Copy out the data below as written; omit any images.

Figure collection entries:
______________________________
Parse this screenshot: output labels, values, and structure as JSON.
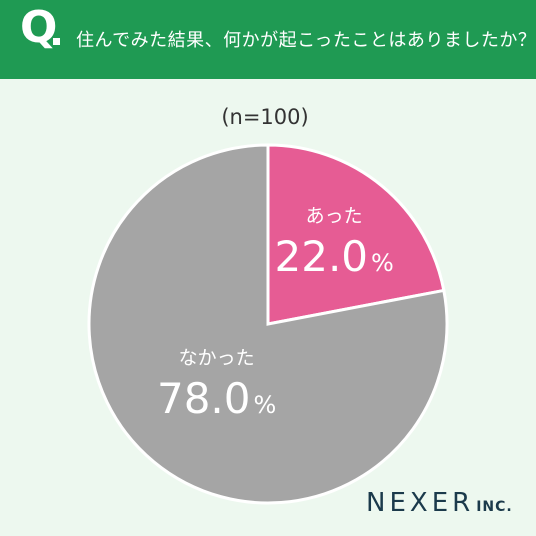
{
  "header": {
    "q_label": "Q",
    "question": "住んでみた結果、何かが起こったことはありましたか？"
  },
  "colors": {
    "header_bg": "#1f9a53",
    "background": "#edf8ef",
    "slice_yes": "#e65c94",
    "slice_no": "#a5a5a5"
  },
  "chart_data": {
    "type": "pie",
    "sample_size_label": "(n=100)",
    "slices": [
      {
        "label": "あった",
        "value": 22.0,
        "display": "22.0",
        "color": "#e65c94"
      },
      {
        "label": "なかった",
        "value": 78.0,
        "display": "78.0",
        "color": "#a5a5a5"
      }
    ],
    "unit": "%"
  },
  "footer": {
    "logo_main": "NEXER",
    "logo_sub": "INC."
  }
}
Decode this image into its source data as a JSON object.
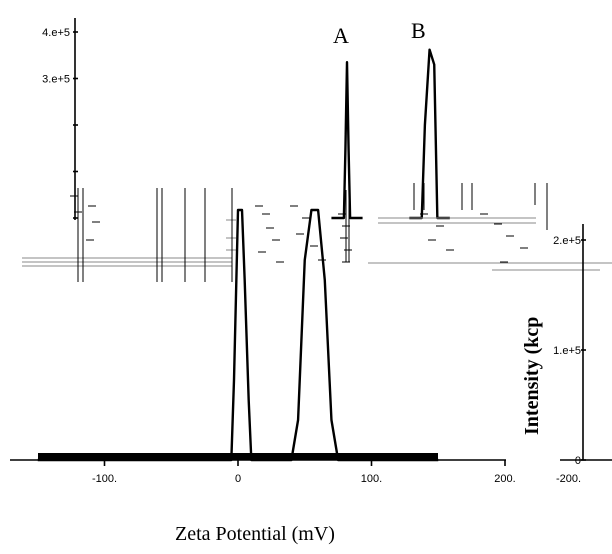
{
  "chart_data": [
    {
      "type": "line",
      "title": "",
      "xlabel": "",
      "ylabel": "",
      "ylim": [
        0,
        400000
      ],
      "yticks": [
        0,
        100000,
        200000,
        300000,
        400000
      ],
      "yticklabels": [
        "",
        "",
        "",
        "3.e+5",
        "4.e+5"
      ],
      "peak_labels": [
        "A",
        "B"
      ],
      "series": [
        {
          "x": [
            70,
            78,
            79,
            80,
            81,
            82,
            90
          ],
          "y": [
            0,
            0,
            150000,
            335000,
            150000,
            0,
            0
          ]
        },
        {
          "x": [
            120,
            128,
            130,
            133,
            136,
            138,
            146
          ],
          "y": [
            0,
            0,
            200000,
            362000,
            330000,
            0,
            0
          ]
        }
      ]
    },
    {
      "type": "line",
      "title": "",
      "xlabel": "Zeta Potential (mV)",
      "ylabel": "",
      "xlim": [
        -150,
        200
      ],
      "xticks": [
        -100,
        0,
        100,
        200
      ],
      "xticklabels": [
        "-100.",
        "0",
        "100.",
        "200."
      ],
      "series": [
        {
          "x": [
            -150,
            -5,
            -3,
            0,
            3,
            5,
            8,
            10,
            40,
            45,
            50,
            55,
            60,
            65,
            70,
            75,
            150
          ],
          "y": [
            0,
            0,
            80,
            250,
            250,
            180,
            60,
            0,
            0,
            40,
            200,
            250,
            250,
            180,
            40,
            0,
            0
          ]
        }
      ]
    },
    {
      "type": "line",
      "title": "",
      "xlabel": "",
      "ylabel": "Intensity (kcp",
      "ylim": [
        0,
        250000
      ],
      "yticks": [
        0,
        100000,
        200000
      ],
      "yticklabels": [
        "0",
        "1.e+5",
        "2.e+5"
      ],
      "xticklabels": [
        "-200."
      ]
    }
  ]
}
______________________________
→ **RESPONSE TO THE EXERCISE**
Parse this screenshot: output labels, values, and structure as JSON.
{
  "header": {
    "q_label": "Q",
    "question": "住んでみた結果、何かが起こったことはありましたか？"
  },
  "colors": {
    "header_bg": "#1f9a53",
    "background": "#edf8ef",
    "slice_yes": "#e65c94",
    "slice_no": "#a5a5a5"
  },
  "chart_data": {
    "type": "pie",
    "sample_size_label": "(n=100)",
    "slices": [
      {
        "label": "あった",
        "value": 22.0,
        "display": "22.0",
        "color": "#e65c94"
      },
      {
        "label": "なかった",
        "value": 78.0,
        "display": "78.0",
        "color": "#a5a5a5"
      }
    ],
    "unit": "%"
  },
  "footer": {
    "logo_main": "NEXER",
    "logo_sub": "INC."
  }
}
Decode this image into its source data as a JSON object.
{
  "chart_data": [
    {
      "type": "line",
      "title": "",
      "xlabel": "",
      "ylabel": "",
      "ylim": [
        0,
        400000
      ],
      "yticks": [
        0,
        100000,
        200000,
        300000,
        400000
      ],
      "yticklabels": [
        "",
        "",
        "",
        "3.e+5",
        "4.e+5"
      ],
      "peak_labels": [
        "A",
        "B"
      ],
      "series": [
        {
          "x": [
            70,
            78,
            79,
            80,
            81,
            82,
            90
          ],
          "y": [
            0,
            0,
            150000,
            335000,
            150000,
            0,
            0
          ]
        },
        {
          "x": [
            120,
            128,
            130,
            133,
            136,
            138,
            146
          ],
          "y": [
            0,
            0,
            200000,
            362000,
            330000,
            0,
            0
          ]
        }
      ]
    },
    {
      "type": "line",
      "title": "",
      "xlabel": "Zeta Potential (mV)",
      "ylabel": "",
      "xlim": [
        -150,
        200
      ],
      "xticks": [
        -100,
        0,
        100,
        200
      ],
      "xticklabels": [
        "-100.",
        "0",
        "100.",
        "200."
      ],
      "series": [
        {
          "x": [
            -150,
            -5,
            -3,
            0,
            3,
            5,
            8,
            10,
            40,
            45,
            50,
            55,
            60,
            65,
            70,
            75,
            150
          ],
          "y": [
            0,
            0,
            80,
            250,
            250,
            180,
            60,
            0,
            0,
            40,
            200,
            250,
            250,
            180,
            40,
            0,
            0
          ]
        }
      ]
    },
    {
      "type": "line",
      "title": "",
      "xlabel": "",
      "ylabel": "Intensity (kcp",
      "ylim": [
        0,
        250000
      ],
      "yticks": [
        0,
        100000,
        200000
      ],
      "yticklabels": [
        "0",
        "1.e+5",
        "2.e+5"
      ],
      "xticklabels": [
        "-200."
      ]
    }
  ]
}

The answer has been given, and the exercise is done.